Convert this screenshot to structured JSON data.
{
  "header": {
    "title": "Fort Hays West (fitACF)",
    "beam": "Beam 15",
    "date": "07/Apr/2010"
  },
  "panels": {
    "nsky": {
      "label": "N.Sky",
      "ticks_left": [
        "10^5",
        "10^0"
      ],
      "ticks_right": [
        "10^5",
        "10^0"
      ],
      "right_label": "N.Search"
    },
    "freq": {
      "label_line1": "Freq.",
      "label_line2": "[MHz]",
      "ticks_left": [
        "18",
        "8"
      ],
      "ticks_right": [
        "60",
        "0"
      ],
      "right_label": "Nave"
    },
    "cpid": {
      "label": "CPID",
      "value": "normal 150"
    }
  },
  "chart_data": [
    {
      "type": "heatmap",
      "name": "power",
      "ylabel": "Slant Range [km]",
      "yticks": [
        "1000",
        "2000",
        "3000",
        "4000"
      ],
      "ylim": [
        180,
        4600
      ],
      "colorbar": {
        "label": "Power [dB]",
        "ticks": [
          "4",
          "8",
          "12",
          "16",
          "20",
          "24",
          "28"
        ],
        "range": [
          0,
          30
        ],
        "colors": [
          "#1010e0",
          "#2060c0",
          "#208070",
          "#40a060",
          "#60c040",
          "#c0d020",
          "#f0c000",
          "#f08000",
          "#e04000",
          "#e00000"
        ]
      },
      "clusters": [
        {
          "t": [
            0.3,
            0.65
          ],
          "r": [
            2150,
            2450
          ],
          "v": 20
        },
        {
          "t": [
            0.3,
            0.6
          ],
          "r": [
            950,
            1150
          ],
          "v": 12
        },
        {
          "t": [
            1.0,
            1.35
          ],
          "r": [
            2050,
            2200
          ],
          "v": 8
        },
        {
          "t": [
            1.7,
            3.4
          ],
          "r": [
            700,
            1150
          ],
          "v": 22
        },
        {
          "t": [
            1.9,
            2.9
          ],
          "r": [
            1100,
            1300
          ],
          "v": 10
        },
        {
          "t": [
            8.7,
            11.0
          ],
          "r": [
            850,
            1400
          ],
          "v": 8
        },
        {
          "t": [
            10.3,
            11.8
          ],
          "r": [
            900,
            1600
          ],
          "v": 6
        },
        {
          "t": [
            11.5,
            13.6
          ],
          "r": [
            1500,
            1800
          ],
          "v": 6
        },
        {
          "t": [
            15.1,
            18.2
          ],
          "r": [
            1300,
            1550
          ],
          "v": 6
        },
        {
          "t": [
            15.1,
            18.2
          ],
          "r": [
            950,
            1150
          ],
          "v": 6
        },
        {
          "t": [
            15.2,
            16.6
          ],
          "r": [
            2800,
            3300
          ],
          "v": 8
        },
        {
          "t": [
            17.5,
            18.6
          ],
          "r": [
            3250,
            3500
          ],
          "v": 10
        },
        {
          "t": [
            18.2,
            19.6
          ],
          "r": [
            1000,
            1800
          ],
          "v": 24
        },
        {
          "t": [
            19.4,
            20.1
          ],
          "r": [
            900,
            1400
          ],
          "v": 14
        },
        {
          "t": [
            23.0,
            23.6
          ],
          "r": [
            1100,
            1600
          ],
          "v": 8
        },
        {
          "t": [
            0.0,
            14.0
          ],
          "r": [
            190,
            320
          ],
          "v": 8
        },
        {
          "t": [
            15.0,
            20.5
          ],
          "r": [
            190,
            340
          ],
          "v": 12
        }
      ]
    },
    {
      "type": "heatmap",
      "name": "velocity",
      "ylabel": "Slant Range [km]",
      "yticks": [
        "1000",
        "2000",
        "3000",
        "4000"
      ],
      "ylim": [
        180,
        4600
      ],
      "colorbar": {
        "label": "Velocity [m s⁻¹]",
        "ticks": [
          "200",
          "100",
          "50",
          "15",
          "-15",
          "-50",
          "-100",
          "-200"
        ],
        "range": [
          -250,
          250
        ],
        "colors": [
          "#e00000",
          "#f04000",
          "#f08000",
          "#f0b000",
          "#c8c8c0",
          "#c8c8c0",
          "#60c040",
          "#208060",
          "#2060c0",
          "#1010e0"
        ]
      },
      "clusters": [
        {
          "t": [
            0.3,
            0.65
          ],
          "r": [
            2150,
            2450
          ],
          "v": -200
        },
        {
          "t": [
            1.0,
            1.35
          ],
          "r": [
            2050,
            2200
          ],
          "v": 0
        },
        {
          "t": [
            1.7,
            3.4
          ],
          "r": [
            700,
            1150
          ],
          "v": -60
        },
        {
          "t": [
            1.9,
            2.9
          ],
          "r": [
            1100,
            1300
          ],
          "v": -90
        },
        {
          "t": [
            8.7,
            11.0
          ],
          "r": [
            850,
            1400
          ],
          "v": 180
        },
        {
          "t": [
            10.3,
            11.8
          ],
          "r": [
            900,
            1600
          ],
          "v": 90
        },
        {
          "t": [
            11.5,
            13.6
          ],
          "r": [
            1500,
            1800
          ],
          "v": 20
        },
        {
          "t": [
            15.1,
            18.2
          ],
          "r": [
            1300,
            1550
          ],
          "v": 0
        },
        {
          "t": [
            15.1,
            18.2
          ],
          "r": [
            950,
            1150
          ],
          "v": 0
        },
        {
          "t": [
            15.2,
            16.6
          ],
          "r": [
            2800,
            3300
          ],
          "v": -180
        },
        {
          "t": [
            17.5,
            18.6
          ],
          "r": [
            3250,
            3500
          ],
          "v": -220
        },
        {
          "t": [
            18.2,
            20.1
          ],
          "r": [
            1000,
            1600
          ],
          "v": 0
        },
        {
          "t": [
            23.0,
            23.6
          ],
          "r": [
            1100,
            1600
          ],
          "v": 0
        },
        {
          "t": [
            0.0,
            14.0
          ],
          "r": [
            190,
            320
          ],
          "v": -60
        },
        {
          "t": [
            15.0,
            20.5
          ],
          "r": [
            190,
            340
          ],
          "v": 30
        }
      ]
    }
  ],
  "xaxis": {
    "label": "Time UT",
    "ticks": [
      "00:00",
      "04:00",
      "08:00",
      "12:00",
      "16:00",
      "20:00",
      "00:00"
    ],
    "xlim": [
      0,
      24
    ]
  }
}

----

**Task details:** Output the records exactly, including every line.

**The reply:**
Convert this screenshot to structured JSON data.
{
  "header": {
    "title": "Fort Hays West (fitACF)",
    "beam": "Beam 15",
    "date": "07/Apr/2010"
  },
  "panels": {
    "nsky": {
      "label": "N.Sky",
      "ticks_left": [
        "10^5",
        "10^0"
      ],
      "ticks_right": [
        "10^5",
        "10^0"
      ],
      "right_label": "N.Search"
    },
    "freq": {
      "label_line1": "Freq.",
      "label_line2": "[MHz]",
      "ticks_left": [
        "18",
        "8"
      ],
      "ticks_right": [
        "60",
        "0"
      ],
      "right_label": "Nave"
    },
    "cpid": {
      "label": "CPID",
      "value": "normal 150"
    }
  },
  "chart_data": [
    {
      "type": "heatmap",
      "name": "power",
      "ylabel": "Slant Range [km]",
      "yticks": [
        "1000",
        "2000",
        "3000",
        "4000"
      ],
      "ylim": [
        180,
        4600
      ],
      "colorbar": {
        "label": "Power [dB]",
        "ticks": [
          "4",
          "8",
          "12",
          "16",
          "20",
          "24",
          "28"
        ],
        "range": [
          0,
          30
        ],
        "colors": [
          "#1010e0",
          "#2060c0",
          "#208070",
          "#40a060",
          "#60c040",
          "#c0d020",
          "#f0c000",
          "#f08000",
          "#e04000",
          "#e00000"
        ]
      },
      "clusters": [
        {
          "t": [
            0.3,
            0.65
          ],
          "r": [
            2150,
            2450
          ],
          "v": 20
        },
        {
          "t": [
            0.3,
            0.6
          ],
          "r": [
            950,
            1150
          ],
          "v": 12
        },
        {
          "t": [
            1.0,
            1.35
          ],
          "r": [
            2050,
            2200
          ],
          "v": 8
        },
        {
          "t": [
            1.7,
            3.4
          ],
          "r": [
            700,
            1150
          ],
          "v": 22
        },
        {
          "t": [
            1.9,
            2.9
          ],
          "r": [
            1100,
            1300
          ],
          "v": 10
        },
        {
          "t": [
            8.7,
            11.0
          ],
          "r": [
            850,
            1400
          ],
          "v": 8
        },
        {
          "t": [
            10.3,
            11.8
          ],
          "r": [
            900,
            1600
          ],
          "v": 6
        },
        {
          "t": [
            11.5,
            13.6
          ],
          "r": [
            1500,
            1800
          ],
          "v": 6
        },
        {
          "t": [
            15.1,
            18.2
          ],
          "r": [
            1300,
            1550
          ],
          "v": 6
        },
        {
          "t": [
            15.1,
            18.2
          ],
          "r": [
            950,
            1150
          ],
          "v": 6
        },
        {
          "t": [
            15.2,
            16.6
          ],
          "r": [
            2800,
            3300
          ],
          "v": 8
        },
        {
          "t": [
            17.5,
            18.6
          ],
          "r": [
            3250,
            3500
          ],
          "v": 10
        },
        {
          "t": [
            18.2,
            19.6
          ],
          "r": [
            1000,
            1800
          ],
          "v": 24
        },
        {
          "t": [
            19.4,
            20.1
          ],
          "r": [
            900,
            1400
          ],
          "v": 14
        },
        {
          "t": [
            23.0,
            23.6
          ],
          "r": [
            1100,
            1600
          ],
          "v": 8
        },
        {
          "t": [
            0.0,
            14.0
          ],
          "r": [
            190,
            320
          ],
          "v": 8
        },
        {
          "t": [
            15.0,
            20.5
          ],
          "r": [
            190,
            340
          ],
          "v": 12
        }
      ]
    },
    {
      "type": "heatmap",
      "name": "velocity",
      "ylabel": "Slant Range [km]",
      "yticks": [
        "1000",
        "2000",
        "3000",
        "4000"
      ],
      "ylim": [
        180,
        4600
      ],
      "colorbar": {
        "label": "Velocity [m s⁻¹]",
        "ticks": [
          "200",
          "100",
          "50",
          "15",
          "-15",
          "-50",
          "-100",
          "-200"
        ],
        "range": [
          -250,
          250
        ],
        "colors": [
          "#e00000",
          "#f04000",
          "#f08000",
          "#f0b000",
          "#c8c8c0",
          "#c8c8c0",
          "#60c040",
          "#208060",
          "#2060c0",
          "#1010e0"
        ]
      },
      "clusters": [
        {
          "t": [
            0.3,
            0.65
          ],
          "r": [
            2150,
            2450
          ],
          "v": -200
        },
        {
          "t": [
            1.0,
            1.35
          ],
          "r": [
            2050,
            2200
          ],
          "v": 0
        },
        {
          "t": [
            1.7,
            3.4
          ],
          "r": [
            700,
            1150
          ],
          "v": -60
        },
        {
          "t": [
            1.9,
            2.9
          ],
          "r": [
            1100,
            1300
          ],
          "v": -90
        },
        {
          "t": [
            8.7,
            11.0
          ],
          "r": [
            850,
            1400
          ],
          "v": 180
        },
        {
          "t": [
            10.3,
            11.8
          ],
          "r": [
            900,
            1600
          ],
          "v": 90
        },
        {
          "t": [
            11.5,
            13.6
          ],
          "r": [
            1500,
            1800
          ],
          "v": 20
        },
        {
          "t": [
            15.1,
            18.2
          ],
          "r": [
            1300,
            1550
          ],
          "v": 0
        },
        {
          "t": [
            15.1,
            18.2
          ],
          "r": [
            950,
            1150
          ],
          "v": 0
        },
        {
          "t": [
            15.2,
            16.6
          ],
          "r": [
            2800,
            3300
          ],
          "v": -180
        },
        {
          "t": [
            17.5,
            18.6
          ],
          "r": [
            3250,
            3500
          ],
          "v": -220
        },
        {
          "t": [
            18.2,
            20.1
          ],
          "r": [
            1000,
            1600
          ],
          "v": 0
        },
        {
          "t": [
            23.0,
            23.6
          ],
          "r": [
            1100,
            1600
          ],
          "v": 0
        },
        {
          "t": [
            0.0,
            14.0
          ],
          "r": [
            190,
            320
          ],
          "v": -60
        },
        {
          "t": [
            15.0,
            20.5
          ],
          "r": [
            190,
            340
          ],
          "v": 30
        }
      ]
    }
  ],
  "xaxis": {
    "label": "Time UT",
    "ticks": [
      "00:00",
      "04:00",
      "08:00",
      "12:00",
      "16:00",
      "20:00",
      "00:00"
    ],
    "xlim": [
      0,
      24
    ]
  }
}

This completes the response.